Written exercise 1:
In the records, convert the stretch from the line containing "timeline-end[interactable]: 50 f" through the line containing "viewport-3d[interactable]: Select: Select", both included, into a numbered list, omitting any blank lines.
Written exercise 2:
Carry on the forum thread about the brass tube group buy from the point at which it stops.

Source text:
# 10" Brass Tubes Group Buy



## rsjimenez (Jul 3, 2011)

I would like to find out if anybody would be interested in purchasing 10" Brass tubes for different pen kits.  I have contacted dayacom in Taiwan and they quoted me the prices below.  I only asked for the following tubes, but we can ask for different ones if we have enough demand.

Jr. Gent pen brass tubes (top+down) 10" long at  US$ 1.42/set/2pcs.
Sierra pen tube 10" long at US$ 0.67/pc.
(Zen) Magnetic top cap pen brass tube at US$ 0.65/pc.
Moq must be 300~500pcs each.

I have since sent another email asking what the shipment cost would be.

If their is enough interest I will post a new thread with details once I receive them.

Please post how many of each you would be interested in.

Thanks,


----------



## Phunky_2003 (Jul 3, 2011)

I'd be interested in some of each probably 10-20 of each one.


----------



## sbwertz (Jul 3, 2011)

Any possibility of adding 7mm tubes. I'm having to pay a dollar each for them!

[Rows from a layout dataset]
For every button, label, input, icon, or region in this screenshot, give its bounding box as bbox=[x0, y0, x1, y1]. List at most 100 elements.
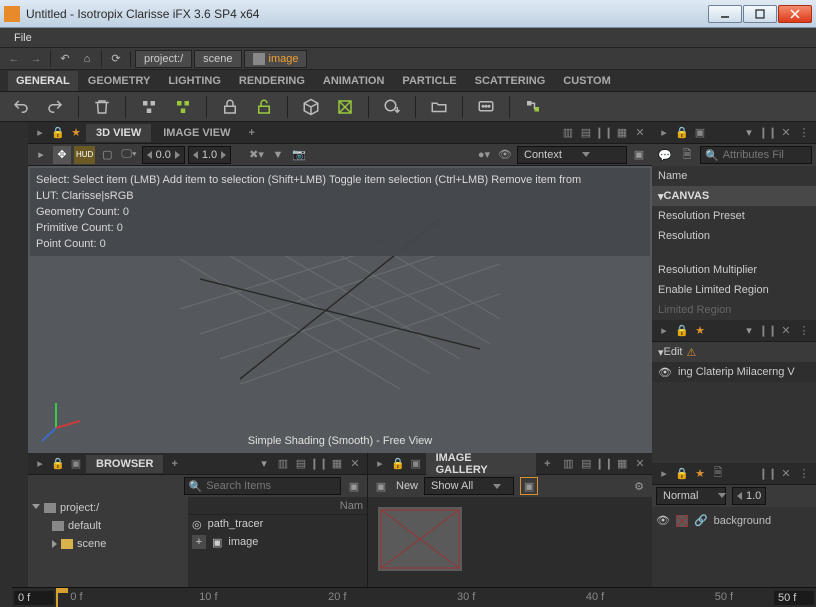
timeline-end[interactable]: 50 f bbox=[774, 591, 814, 605]
blend-mode-dropdown[interactable]: Normal bbox=[656, 487, 726, 505]
panel-star-icon[interactable]: ★ bbox=[68, 125, 84, 141]
gallery-thumbnail[interactable] bbox=[378, 507, 462, 571]
expand-icon[interactable]: + bbox=[192, 535, 206, 549]
tab-custom[interactable]: CUSTOM bbox=[555, 71, 618, 91]
menu-file[interactable]: File bbox=[6, 30, 40, 46]
attr-list[interactable]: Name ▾ CANVAS Resolution Preset Resoluti… bbox=[652, 166, 816, 320]
browser-menu-icon[interactable]: ▾ bbox=[255, 455, 273, 473]
browser-close-icon[interactable]: ✕ bbox=[347, 456, 363, 472]
panel-close-icon[interactable]: ✕ bbox=[632, 125, 648, 141]
layout-split-v-icon[interactable]: ▤ bbox=[578, 125, 594, 141]
ungroup-icon[interactable] bbox=[170, 94, 196, 120]
gallery-thumb-icon[interactable]: ▣ bbox=[520, 477, 538, 495]
viewport-3d[interactable]: Select: Select item (LMB) Add item to se… bbox=[28, 166, 652, 453]
hud-icon[interactable]: HUD bbox=[74, 146, 95, 164]
attr-more-icon[interactable]: ⋮ bbox=[796, 125, 812, 141]
layers-more-icon[interactable]: ⋮ bbox=[796, 465, 812, 481]
folder-open-icon[interactable] bbox=[426, 94, 452, 120]
gallery-close-icon[interactable]: ✕ bbox=[632, 456, 648, 472]
comment-icon[interactable] bbox=[473, 94, 499, 120]
gallery-snap-icon[interactable]: ▣ bbox=[372, 477, 390, 495]
nav-up-folder-icon[interactable]: ⌂ bbox=[77, 50, 97, 68]
layer-link-icon[interactable]: 🔗 bbox=[694, 514, 708, 527]
mid-chevron-icon[interactable]: ▸ bbox=[656, 323, 672, 339]
gallery-grid-icon[interactable]: ▦ bbox=[614, 456, 630, 472]
tab-3d-view[interactable]: 3D VIEW bbox=[86, 124, 151, 142]
gallery-split-v-icon[interactable]: ▤ bbox=[578, 456, 594, 472]
attr-close-icon[interactable]: ✕ bbox=[778, 125, 794, 141]
browser-search[interactable]: 🔍 Search Items bbox=[184, 477, 342, 495]
gallery-chevron-icon[interactable]: ▸ bbox=[372, 456, 388, 472]
gallery-lock-icon[interactable]: 🔒 bbox=[390, 456, 406, 472]
attr-chevron-icon[interactable]: ▸ bbox=[656, 125, 672, 141]
camera-icon[interactable]: 📷 bbox=[290, 146, 308, 164]
layout-grid-icon[interactable]: ▦ bbox=[614, 125, 630, 141]
mid-more-icon[interactable]: ⋮ bbox=[796, 323, 812, 339]
nav-back-icon[interactable]: ← bbox=[4, 50, 24, 68]
tab-lighting[interactable]: LIGHTING bbox=[160, 71, 229, 91]
trash-icon[interactable] bbox=[89, 94, 115, 120]
path-image[interactable]: image bbox=[244, 50, 308, 68]
browser-tree[interactable]: project:/ default scene bbox=[28, 497, 188, 595]
attr-resolution[interactable]: Resolution bbox=[652, 226, 816, 246]
globe-download-icon[interactable] bbox=[379, 94, 405, 120]
close-button[interactable] bbox=[778, 5, 812, 23]
panel-lock-icon[interactable]: 🔒 bbox=[50, 125, 66, 141]
layout-split-h-icon[interactable]: ▥ bbox=[560, 125, 576, 141]
opacity-spin[interactable]: 1.0 bbox=[732, 487, 766, 505]
mid-pause-icon[interactable]: ❙❙ bbox=[760, 323, 776, 339]
attr-star-icon[interactable]: ▣ bbox=[692, 125, 708, 141]
layers-star-icon[interactable]: ★ bbox=[692, 465, 708, 481]
layers-doc-icon[interactable]: 🗎 bbox=[710, 465, 726, 481]
browser-list[interactable]: Nam ◎path_tracer +▣image bbox=[188, 497, 367, 595]
maximize-button[interactable] bbox=[743, 5, 777, 23]
tab-rendering[interactable]: RENDERING bbox=[231, 71, 313, 91]
timeline-marker[interactable] bbox=[56, 588, 58, 607]
layers-chevron-icon[interactable]: ▸ bbox=[656, 465, 672, 481]
timeline[interactable]: 0 f 0 f 10 f 20 f 30 f 40 f 50 f 50 f bbox=[12, 587, 816, 607]
tab-geometry[interactable]: GEOMETRY bbox=[80, 71, 159, 91]
browser-star-icon[interactable]: ▣ bbox=[68, 456, 84, 472]
gallery-body[interactable] bbox=[368, 497, 652, 595]
gallery-tab-add[interactable]: + bbox=[538, 455, 556, 473]
target-icon[interactable]: ▣ bbox=[630, 146, 648, 164]
tab-add[interactable]: + bbox=[242, 124, 260, 142]
attr-search[interactable]: 🔍 Attributes Fil bbox=[700, 146, 812, 164]
browser-lock-icon[interactable]: 🔒 bbox=[50, 456, 66, 472]
gallery-gear-icon[interactable]: ⚙ bbox=[630, 477, 648, 495]
tab-animation[interactable]: ANIMATION bbox=[315, 71, 393, 91]
mid-close-icon[interactable]: ✕ bbox=[778, 323, 794, 339]
attr-bubble-icon[interactable]: 💬 bbox=[656, 146, 674, 164]
gamma-spin[interactable]: 1.0 bbox=[188, 146, 231, 164]
eye-icon[interactable]: 👁 bbox=[496, 146, 514, 164]
tab-scattering[interactable]: SCATTERING bbox=[467, 71, 554, 91]
tab-image-view[interactable]: IMAGE VIEW bbox=[153, 124, 240, 142]
layer-eye-icon[interactable]: 👁 bbox=[656, 514, 670, 527]
nav-forward-icon[interactable]: → bbox=[26, 50, 46, 68]
path-project[interactable]: project:/ bbox=[135, 50, 192, 68]
layers-body[interactable]: 👁 🔗 background bbox=[652, 507, 816, 596]
view-monitor-icon[interactable]: 🖵▾ bbox=[119, 146, 138, 164]
view-chevron-icon[interactable]: ▸ bbox=[32, 146, 50, 164]
gallery-new[interactable]: New bbox=[396, 480, 418, 492]
redo-icon[interactable] bbox=[42, 94, 68, 120]
attr-menu-icon[interactable]: ▾ bbox=[740, 124, 758, 142]
filter-icon[interactable]: ▼ bbox=[269, 146, 287, 164]
attr-enable-limited-region[interactable]: Enable Limited Region bbox=[652, 280, 816, 300]
undo-icon[interactable] bbox=[8, 94, 34, 120]
context-dropdown[interactable]: Context bbox=[517, 146, 627, 164]
layers-close-icon[interactable]: ✕ bbox=[778, 465, 794, 481]
cube-icon[interactable] bbox=[298, 94, 324, 120]
browser-tab-add[interactable]: + bbox=[165, 455, 183, 473]
browser-grid-icon[interactable]: ▦ bbox=[329, 456, 345, 472]
lock-icon[interactable] bbox=[217, 94, 243, 120]
browser-pause-icon[interactable]: ❙❙ bbox=[311, 456, 327, 472]
browser-settings-icon[interactable]: ▣ bbox=[345, 477, 363, 495]
unlock-icon[interactable] bbox=[251, 94, 277, 120]
exposure-spin[interactable]: 0.0 bbox=[142, 146, 185, 164]
nav-up-icon[interactable]: ↶ bbox=[55, 50, 75, 68]
timeline-ruler[interactable]: 0 f 10 f 20 f 30 f 40 f 50 f bbox=[56, 588, 772, 607]
attr-resolution-preset[interactable]: Resolution Preset bbox=[652, 206, 816, 226]
dot-icon[interactable]: ●▾ bbox=[475, 146, 493, 164]
gallery-split-h-icon[interactable]: ▥ bbox=[561, 456, 577, 472]
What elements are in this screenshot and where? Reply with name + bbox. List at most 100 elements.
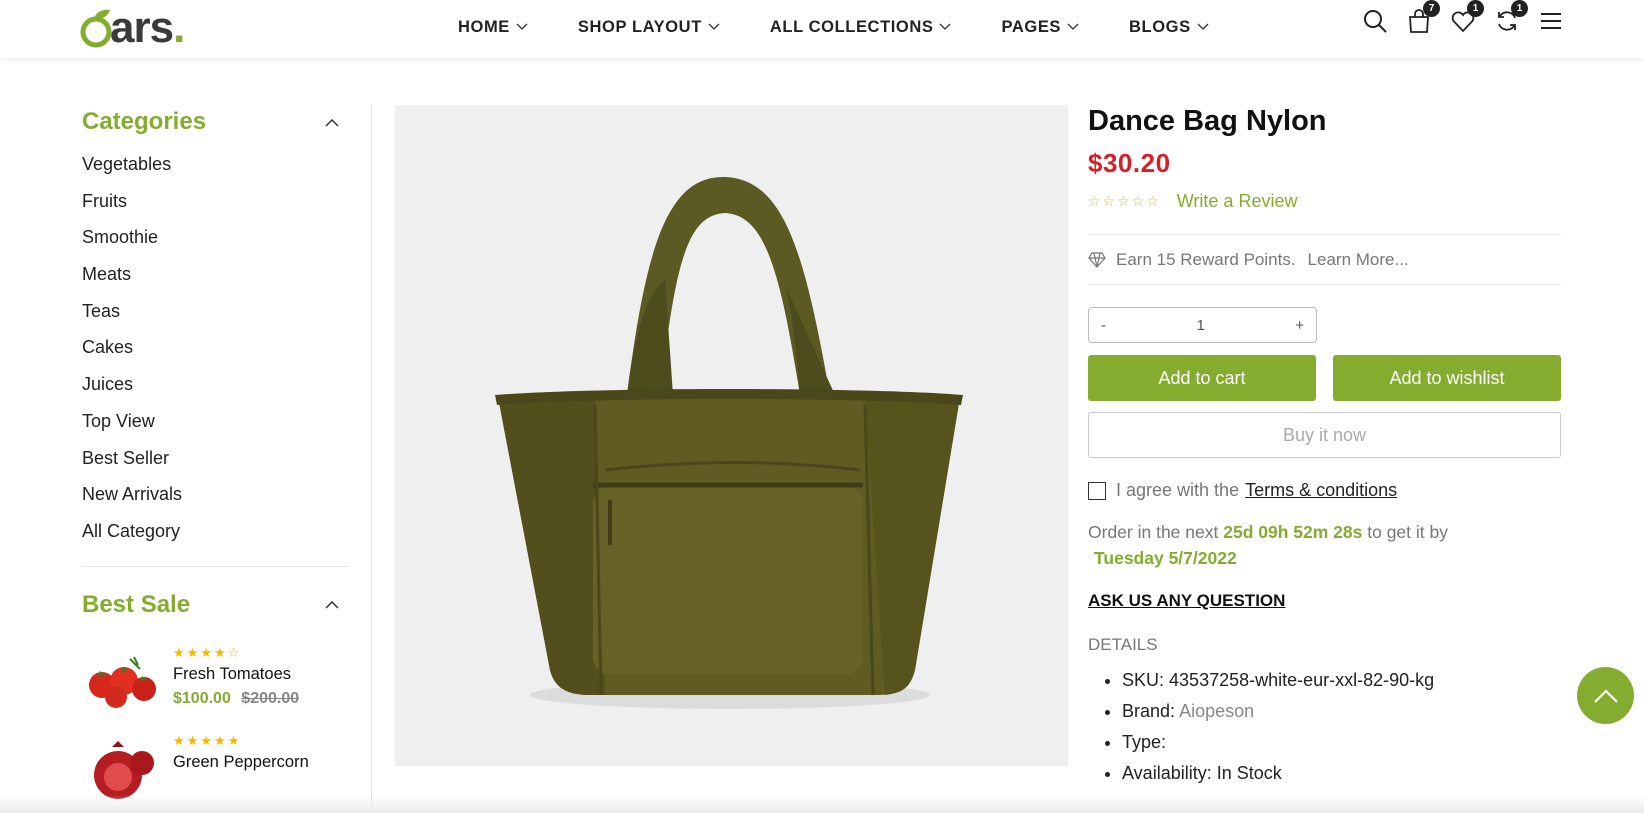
chevron-down-icon (708, 23, 720, 30)
countdown-timer: 25d 09h 52m 28s (1223, 522, 1363, 542)
cart-count-badge: 7 (1423, 0, 1440, 17)
category-item[interactable]: Top View (82, 403, 349, 440)
delivery-date: Tuesday 5/7/2022 (1094, 548, 1237, 568)
qty-decrease-button[interactable]: - (1101, 317, 1106, 334)
header-icons: 7 1 1 (1344, 0, 1564, 34)
sidebar: Categories Vegetables Fruits Smoothie Me… (82, 100, 349, 803)
nav-shop-layout-label: SHOP LAYOUT (577, 17, 702, 36)
wishlist-count-badge: 1 (1467, 0, 1484, 17)
price-row: $100.00 $200.00 (173, 690, 299, 708)
ask-question-link[interactable]: ASK US ANY QUESTION (1088, 591, 1285, 611)
detail-availability: Availability: In Stock (1122, 758, 1561, 789)
qty-value[interactable]: 1 (1196, 317, 1204, 334)
cart-button[interactable]: 7 (1406, 0, 1440, 34)
chevron-up-icon (1593, 688, 1618, 703)
review-row: ☆☆☆☆☆ Write a Review (1088, 191, 1561, 212)
search-button[interactable] (1362, 8, 1388, 34)
chevron-up-icon (325, 118, 339, 127)
rating-stars: ☆☆☆☆☆ (1088, 193, 1161, 209)
nav-blogs-label: BLOGS (1129, 17, 1191, 36)
logo-leaf-icon (80, 9, 112, 48)
category-item[interactable]: Teas (82, 293, 349, 330)
rating-stars: ★★★★☆ (173, 644, 242, 660)
nav-shop-layout[interactable]: SHOP LAYOUT (578, 18, 720, 37)
category-item[interactable]: All Category (82, 513, 349, 550)
tote-bag-image (495, 176, 963, 709)
product-title: Dance Bag Nylon (1088, 105, 1327, 137)
reward-text: Earn 15 Reward Points. (1116, 249, 1296, 269)
detail-brand: Brand: Aiopeson (1122, 696, 1561, 727)
site-header: ars. HOME SHOP LAYOUT ALL COLLECTIONS PA… (0, 0, 1644, 58)
nav-pages[interactable]: PAGES (1001, 18, 1079, 37)
write-review-link[interactable]: Write a Review (1177, 191, 1298, 212)
category-list: Vegetables Fruits Smoothie Meats Teas Ca… (82, 146, 349, 550)
details-list: SKU: 43537258-white-eur-xxl-82-90-kg Bra… (1088, 665, 1561, 789)
add-to-wishlist-button[interactable]: Add to wishlist (1333, 355, 1561, 401)
compare-count-badge: 1 (1511, 0, 1528, 17)
category-item[interactable]: Meats (82, 256, 349, 293)
order-prefix: Order in the next (1088, 522, 1219, 542)
compare-button[interactable]: 1 (1494, 0, 1528, 34)
chevron-up-icon (325, 601, 339, 609)
detail-sku: SKU: 43537258-white-eur-xxl-82-90-kg (1122, 665, 1561, 696)
order-mid: to get it by (1367, 522, 1448, 542)
terms-link[interactable]: Terms & conditions (1245, 480, 1397, 501)
bottom-fade (0, 795, 1644, 813)
product-image[interactable] (395, 105, 1068, 766)
quantity-stepper[interactable]: - 1 + (1088, 307, 1317, 343)
chevron-down-icon (1197, 23, 1209, 30)
logo[interactable]: ars. (80, 3, 185, 52)
tomatoes-image (89, 656, 156, 708)
add-to-cart-button[interactable]: Add to cart (1088, 355, 1316, 401)
best-sale-item[interactable]: ★★★★☆ Fresh Tomatoes $100.00 $200.00 (82, 645, 349, 715)
terms-checkbox[interactable] (1088, 481, 1106, 500)
product-price: $30.20 (1088, 148, 1171, 178)
qty-increase-button[interactable]: + (1295, 317, 1304, 334)
terms-agreement: I agree with the Terms & conditions (1088, 480, 1561, 501)
nav-pages-label: PAGES (1001, 17, 1062, 36)
categories-title: Categories (82, 108, 207, 135)
nav-home[interactable]: HOME (458, 18, 528, 37)
wishlist-button[interactable]: 1 (1450, 0, 1484, 34)
pomegranate-image (94, 740, 154, 799)
category-item[interactable]: New Arrivals (82, 476, 349, 513)
current-price: $100.00 (173, 689, 231, 707)
buy-now-button[interactable]: Buy it now (1088, 412, 1561, 458)
action-buttons: Add to cart Add to wishlist (1088, 355, 1561, 401)
menu-button[interactable] (1538, 8, 1564, 34)
chevron-down-icon (940, 23, 951, 30)
learn-more-link[interactable]: Learn More... (1308, 250, 1409, 270)
nav-blogs[interactable]: BLOGS (1129, 18, 1209, 37)
categories-header[interactable]: Categories (82, 100, 349, 144)
nav-all-collections-label: ALL COLLECTIONS (769, 17, 934, 36)
agree-text: I agree with the (1116, 480, 1240, 500)
product-info: Dance Bag Nylon $30.20 ☆☆☆☆☆ Write a Rev… (1088, 100, 1561, 789)
main-nav: HOME SHOP LAYOUT ALL COLLECTIONS PAGES B… (458, 0, 1259, 54)
best-sale-header[interactable]: Best Sale (82, 583, 349, 627)
best-sale-info: ★★★★☆ Fresh Tomatoes $100.00 $200.00 (173, 645, 299, 715)
nav-all-collections[interactable]: ALL COLLECTIONS (770, 18, 952, 37)
best-sale-title: Best Sale (82, 590, 191, 618)
scroll-to-top-button[interactable] (1577, 667, 1634, 724)
chevron-down-icon (1067, 23, 1079, 30)
rating-stars: ★★★★★ (173, 732, 242, 748)
category-item[interactable]: Vegetables (82, 146, 349, 183)
category-item[interactable]: Fruits (82, 183, 349, 220)
delivery-countdown: Order in the next 25d 09h 52m 28s to get… (1088, 519, 1561, 571)
best-sale-info: ★★★★★ Green Peppercorn (173, 733, 309, 803)
product-name[interactable]: Green Peppercorn (173, 753, 309, 772)
category-item[interactable]: Juices (82, 366, 349, 403)
sidebar-divider-line (371, 104, 372, 813)
category-item[interactable]: Smoothie (82, 219, 349, 256)
category-item[interactable]: Cakes (82, 329, 349, 366)
search-icon (1364, 10, 1387, 33)
chevron-down-icon (516, 23, 528, 30)
details-heading: DETAILS (1088, 635, 1158, 654)
hamburger-menu-icon (1541, 13, 1561, 29)
best-sale-item[interactable]: ★★★★★ Green Peppercorn (82, 733, 349, 803)
category-item[interactable]: Best Seller (82, 440, 349, 477)
reward-points: Earn 15 Reward Points. Learn More... (1088, 234, 1561, 285)
diamond-icon (1088, 251, 1106, 268)
product-name[interactable]: Fresh Tomatoes (173, 665, 299, 684)
logo-text: ars. (110, 3, 185, 52)
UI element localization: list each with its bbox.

Task result 1:
1. timeline-end[interactable]: 50 f bbox=[774, 591, 814, 605]
2. blend-mode-dropdown[interactable]: Normal bbox=[656, 487, 726, 505]
3. panel-star-icon[interactable]: ★ bbox=[68, 125, 84, 141]
4. gallery-thumbnail[interactable] bbox=[378, 507, 462, 571]
5. expand-icon[interactable]: + bbox=[192, 535, 206, 549]
6. tab-custom[interactable]: CUSTOM bbox=[555, 71, 618, 91]
7. menu-file[interactable]: File bbox=[6, 30, 40, 46]
8. attr-list[interactable]: Name ▾ CANVAS Resolution Preset Resoluti… bbox=[652, 166, 816, 320]
9. browser-menu-icon[interactable]: ▾ bbox=[255, 455, 273, 473]
10. browser-close-icon[interactable]: ✕ bbox=[347, 456, 363, 472]
11. panel-close-icon[interactable]: ✕ bbox=[632, 125, 648, 141]
12. layout-split-v-icon[interactable]: ▤ bbox=[578, 125, 594, 141]
13. ungroup-icon[interactable] bbox=[170, 94, 196, 120]
14. gallery-thumb-icon[interactable]: ▣ bbox=[520, 477, 538, 495]
15. viewport-3d[interactable]: Select: Select item (LMB) Add item to se… bbox=[28, 166, 652, 453]

Task result 2:
I'd take 20 7mm (if you could get them)  and 10 sierra.


----------



## azamiryou (Jul 3, 2011)

I'd be interested in a dozen or so Jr. Gent II tube sets. Also interested in 7mm and Navigator.


----------



## vallealbert (Jul 3, 2011)

I'd be interested in a dozen Sierra tube sets.


----------



## monark88 (Jul 3, 2011)

I'd be in for about 50, 7mm tubes and 20 Sierra tubes.
thanks Russ


----------



## seamus7227 (Jul 4, 2011)

I would be interested in at least 20 of each, potentially more!


----------



## joeatact (Jul 4, 2011)

would be interested in at least 20 of each


----------



## rsjimenez (Jul 5, 2011)

ok, I received prices that include shipping from the supplier to me.  Depending on how many you order the shipping charges from me to you would be $5.20 or $10.95 for flat rate boxes.  Plus the cost of paypal. The prices below are for 300 minimum of each type.

7mm tube 10" long included with shipping freight charges --US$ 0.57/pc.
Sedona tubes 10" long included with shipping freight charges --US$ 1.66/set/2pcs.
Cigar tubes 10" long included with shipping freight charges --US$ 1.72/set/2pcs.
Sierra tubes 10" long included with shipping freight charges --US$0.90/pc.
Jr. Gents 10" long included with shipping freight charges --US$ 1.66/set/2pcs.


----------



## Dave Turner (Jul 5, 2011)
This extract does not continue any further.